**WORK TO DO**
Each record below is to be reproduced without any change.
#####
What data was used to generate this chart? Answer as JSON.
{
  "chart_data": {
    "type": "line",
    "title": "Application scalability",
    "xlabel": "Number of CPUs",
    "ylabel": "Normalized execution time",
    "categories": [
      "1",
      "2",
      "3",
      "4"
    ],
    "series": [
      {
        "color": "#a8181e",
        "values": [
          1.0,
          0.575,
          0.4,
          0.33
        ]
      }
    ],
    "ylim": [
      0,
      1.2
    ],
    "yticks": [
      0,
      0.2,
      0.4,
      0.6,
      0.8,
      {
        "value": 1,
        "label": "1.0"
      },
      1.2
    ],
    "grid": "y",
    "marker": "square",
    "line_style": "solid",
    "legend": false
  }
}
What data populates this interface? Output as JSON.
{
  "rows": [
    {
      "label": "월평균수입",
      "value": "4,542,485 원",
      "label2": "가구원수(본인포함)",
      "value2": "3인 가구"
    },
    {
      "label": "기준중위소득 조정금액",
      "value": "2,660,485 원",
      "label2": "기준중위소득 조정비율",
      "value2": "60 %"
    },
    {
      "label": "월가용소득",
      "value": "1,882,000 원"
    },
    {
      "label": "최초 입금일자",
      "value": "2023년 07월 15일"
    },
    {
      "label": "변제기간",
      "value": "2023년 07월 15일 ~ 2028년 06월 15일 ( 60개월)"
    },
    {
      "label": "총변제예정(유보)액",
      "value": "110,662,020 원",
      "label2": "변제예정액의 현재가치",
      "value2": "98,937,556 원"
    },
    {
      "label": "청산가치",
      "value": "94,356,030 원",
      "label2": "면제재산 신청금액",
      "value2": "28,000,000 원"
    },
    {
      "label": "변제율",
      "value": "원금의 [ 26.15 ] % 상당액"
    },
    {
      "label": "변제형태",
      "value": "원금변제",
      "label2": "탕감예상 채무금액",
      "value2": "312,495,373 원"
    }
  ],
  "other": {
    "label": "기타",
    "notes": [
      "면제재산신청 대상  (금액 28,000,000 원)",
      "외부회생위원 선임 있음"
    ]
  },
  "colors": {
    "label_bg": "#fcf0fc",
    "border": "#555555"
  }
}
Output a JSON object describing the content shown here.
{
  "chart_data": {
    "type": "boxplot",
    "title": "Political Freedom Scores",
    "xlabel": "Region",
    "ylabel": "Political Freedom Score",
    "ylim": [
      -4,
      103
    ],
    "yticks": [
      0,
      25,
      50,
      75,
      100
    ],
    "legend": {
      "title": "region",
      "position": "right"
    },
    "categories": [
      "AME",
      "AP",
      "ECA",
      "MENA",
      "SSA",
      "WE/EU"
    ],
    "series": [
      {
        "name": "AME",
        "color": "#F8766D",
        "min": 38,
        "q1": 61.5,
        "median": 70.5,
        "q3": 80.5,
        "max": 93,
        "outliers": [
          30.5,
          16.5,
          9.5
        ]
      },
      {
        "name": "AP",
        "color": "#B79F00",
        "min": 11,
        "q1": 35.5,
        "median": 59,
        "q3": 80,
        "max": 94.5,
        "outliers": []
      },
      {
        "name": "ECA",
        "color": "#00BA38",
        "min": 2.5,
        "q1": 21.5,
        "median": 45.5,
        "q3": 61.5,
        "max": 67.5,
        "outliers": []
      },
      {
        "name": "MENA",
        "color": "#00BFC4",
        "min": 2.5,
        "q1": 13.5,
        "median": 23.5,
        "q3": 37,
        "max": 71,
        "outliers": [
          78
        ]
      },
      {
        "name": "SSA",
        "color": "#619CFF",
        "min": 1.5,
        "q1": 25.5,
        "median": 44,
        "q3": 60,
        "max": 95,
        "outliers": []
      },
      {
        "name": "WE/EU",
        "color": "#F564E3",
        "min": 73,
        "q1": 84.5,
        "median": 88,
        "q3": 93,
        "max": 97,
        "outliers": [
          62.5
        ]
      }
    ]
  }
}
#####
**EXERCISE RESULT**
What data was used to generate this chart? Answer as JSON.
{
  "chart_data": {
    "type": "line",
    "title": "Application scalability",
    "xlabel": "Number of CPUs",
    "ylabel": "Normalized execution time",
    "categories": [
      "1",
      "2",
      "3",
      "4"
    ],
    "series": [
      {
        "color": "#a8181e",
        "values": [
          1.0,
          0.575,
          0.4,
          0.33
        ]
      }
    ],
    "ylim": [
      0,
      1.2
    ],
    "yticks": [
      0,
      0.2,
      0.4,
      0.6,
      0.8,
      {
        "value": 1,
        "label": "1.0"
      },
      1.2
    ],
    "grid": "y",
    "marker": "square",
    "line_style": "solid",
    "legend": false
  }
}
What data populates this interface? Output as JSON.
{
  "rows": [
    {
      "label": "월평균수입",
      "value": "4,542,485 원",
      "label2": "가구원수(본인포함)",
      "value2": "3인 가구"
    },
    {
      "label": "기준중위소득 조정금액",
      "value": "2,660,485 원",
      "label2": "기준중위소득 조정비율",
      "value2": "60 %"
    },
    {
      "label": "월가용소득",
      "value": "1,882,000 원"
    },
    {
      "label": "최초 입금일자",
      "value": "2023년 07월 15일"
    },
    {
      "label": "변제기간",
      "value": "2023년 07월 15일 ~ 2028년 06월 15일 ( 60개월)"
    },
    {
      "label": "총변제예정(유보)액",
      "value": "110,662,020 원",
      "label2": "변제예정액의 현재가치",
      "value2": "98,937,556 원"
    },
    {
      "label": "청산가치",
      "value": "94,356,030 원",
      "label2": "면제재산 신청금액",
      "value2": "28,000,000 원"
    },
    {
      "label": "변제율",
      "value": "원금의 [ 26.15 ] % 상당액"
    },
    {
      "label": "변제형태",
      "value": "원금변제",
      "label2": "탕감예상 채무금액",
      "value2": "312,495,373 원"
    }
  ],
  "other": {
    "label": "기타",
    "notes": [
      "면제재산신청 대상  (금액 28,000,000 원)",
      "외부회생위원 선임 있음"
    ]
  },
  "colors": {
    "label_bg": "#fcf0fc",
    "border": "#555555"
  }
}
Output a JSON object describing the content shown here.
{
  "chart_data": {
    "type": "boxplot",
    "title": "Political Freedom Scores",
    "xlabel": "Region",
    "ylabel": "Political Freedom Score",
    "ylim": [
      -4,
      103
    ],
    "yticks": [
      0,
      25,
      50,
      75,
      100
    ],
    "legend": {
      "title": "region",
      "position": "right"
    },
    "categories": [
      "AME",
      "AP",
      "ECA",
      "MENA",
      "SSA",
      "WE/EU"
    ],
    "series": [
      {
        "name": "AME",
        "color": "#F8766D",
        "min": 38,
        "q1": 61.5,
        "median": 70.5,
        "q3": 80.5,
        "max": 93,
        "outliers": [
          30.5,
          16.5,
          9.5
        ]
      },
      {
        "name": "AP",
        "color": "#B79F00",
        "min": 11,
        "q1": 35.5,
        "median": 59,
        "q3": 80,
        "max": 94.5,
        "outliers": []
      },
      {
        "name": "ECA",
        "color": "#00BA38",
        "min": 2.5,
        "q1": 21.5,
        "median": 45.5,
        "q3": 61.5,
        "max": 67.5,
        "outliers": []
      },
      {
        "name": "MENA",
        "color": "#00BFC4",
        "min": 2.5,
        "q1": 13.5,
        "median": 23.5,
        "q3": 37,
        "max": 71,
        "outliers": [
          78
        ]
      },
      {
        "name": "SSA",
        "color": "#619CFF",
        "min": 1.5,
        "q1": 25.5,
        "median": 44,
        "q3": 60,
        "max": 95,
        "outliers": []
      },
      {
        "name": "WE/EU",
        "color": "#F564E3",
        "min": 73,
        "q1": 84.5,
        "median": 88,
        "q3": 93,
        "max": 97,
        "outliers": [
          62.5
        ]
      }
    ]
  }
}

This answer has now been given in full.